> **EXERCISES**:
1: Copy the Simpsons episode transcript from "I'm not gonna" up to and including "I already do.", swapping "regret" for "remember".
2: Render this line from the Simpsons episode transcript in Spanish: "Did you know it has a chapter before chapter two?"
3: Pick up the Simpsons episode transcript after its final line and write what comes next.

> **EXCERPTED PASSAGE**:
=-=-=-=-=
The Simpsons (1989–…): Season 22, Episode 20 - Homer Scissorhands - full transcript

Homer opens his own salon after he discovers that he has skills as a hair stylist, and Lisa becomes suspicious after Millhouse gets a 5th grade girlfriend.

Ooh!

D'oh!

Oh!

♪ The Simpsons 22x20 ♪
Homer Scissorhands
Original Air Date on May 8, 2011

== sync, corrected by elderman ==

Mm!

Hey... huh?!

Lisa, this is going
too slow for me.

And I work at the DMV.

Mind if we
take a nap?

I'll have to make it
more neo-classical



and less Mannerist, but okay.

You say such
cute little...

I jumped in front
of your picture.

Now it's ruined.

Bart, this isn't a photograph.

I'm not gonna
just paint you into my-- aw!

You just ruined
six months' work!

I'm really sorry
it wasn't a year.

Aw! You're gonna regret
the day you were born.

I already do.
It's too close to Christmas.

Ugh!

Not to worry.

Now what?

Bart, I'm afraid we need the
help of someone older and wiser.



Oh, I get to enjoy this,
but I'm not responsible.

Actually, Dad, as the
supervising parent today,

you'll get your share
of the blame, too.

What do I do?

Patty's gonna kill me.

Unless...

I kill her first.

I put the body in the car,
I dump the car in the lake,

I put a James Taylor CD
in the stereo

so they think it's a suicide...

Why don't you just cut the paint
out of her hair?

Oh, fine, whatever.

I'll just keep cutting
till I hit something solid.

And now, to break the news
as gently as I know how.

Wake-up-and-look-at-your-hair!

What happened to you?

Whoa! Who undid my do?

I didn't do diddily,
and certainly not squat.

Hmm, actually,
it's kind of cute.

You look like Posh Spice.

That's just what
I was going for.

I was going for Scary.

You did this?

With your fat fingers and your
brain the size of a Superball?

And stay out.

I can't believe
I'm saying this...

Homer Simpson, do me.

I meant my hair.

Oh! Oh...

Idiot.

Milhouse, check it out.

I put a roadblock
on the curly slide.

Isn't this the
greatest day ever?

There are
no more great days, Bart.

Just days.

What's wrong, man?

Something happened
last night.

Something that
really changed me.

My mom put in the
Finding Nemo DVD,

but then she got
a phone call.

So I started it myself.

Did you know it has a chapter
before chapter two?

A chapter where we meet
Nemo's mother.

Nemo doesn't
have a mother.

Not after Chapter One,
he doesn't.
=-=-=-=-=
> **SOURCE MATERIAL**:
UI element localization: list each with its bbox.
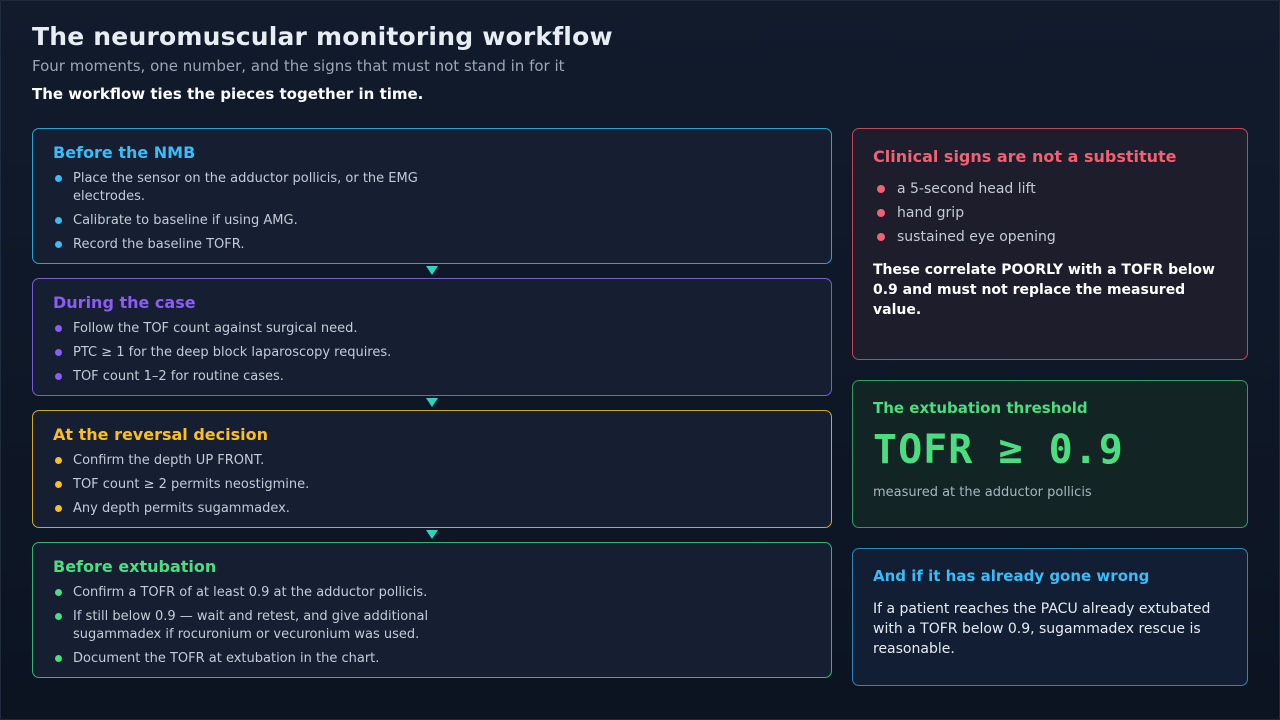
=-=-=-=-=
> **THE ANSWERS**:
1:
I'm not gonna
just paint you into my-- aw!

You just ruined
six months' work!

I'm really sorry
it wasn't a year.

Aw! You're gonna remember
the day you were born.

I already do.

2: ¿Sabías que tiene un capítulo antes del capítulo dos?

3:
If death can happen to a fish,
it can happen to anyone.

You've gotta live life
while you can.

So I'm gonna finally proclaim
my love for Lisa.

That's your take-away
from Nemo?

I think you've already made
your feelings for Lisa clear.

Well, I can make them
more clear.

You see, in the past,
I've been too subtle.

It's my curse-- subtlety!

Homer, thanks to your
unlicensed barbery,

Patty and Selma have been
getting compliments

all day at the DMV.

You two look good.

Open-casket good.

Well!

I hear this is the home

of Springfield's hottest
hairdresser.

I need a haircut-- and I need
it in three, two, one, now.

Lady, I'm not a hairdresser.

I just put a new lid
on a couple of trashcans.

A hundred dollars?!

Marge, how much is
that in smackaroos?

One hundred.

Wow. Wow.

Wow!

Wow!

Hello, airport piano bar.

And it'll look good
in the morning, too.

Are you sure you
don't have a salon?

Well, I open
a lot of crazy things

when I'm drunk,
but I don't think so.

Too bad.

Just call me
"Homer Fingerhands."

I'd rather call you by your
normal name, if that's okay.

But I never knew you
were so good with hair.

Marge, when someone loses their
hair, they miss it the most.

It's like a beloved dog
that died on your head.

You better not be brushing
your hair again.

Uh, uh, no, I'm, uh...

just exploring my body.

You better be.

Oh, hair.

I'll love you
when you're old and gray.

Huh?

Well, two can play at that game.

Now that my soft,
chestnut mane is gone,

I dream of cutting hair,
styling hair,

making hair shorter
in exchange for money.

Maybe I should open
a hair salon.

Well, Newsweek magazine did say
it's good to change careers,

right after they laid off
all their editors.

Yeah.

But what if I can't find any
commercial rental property?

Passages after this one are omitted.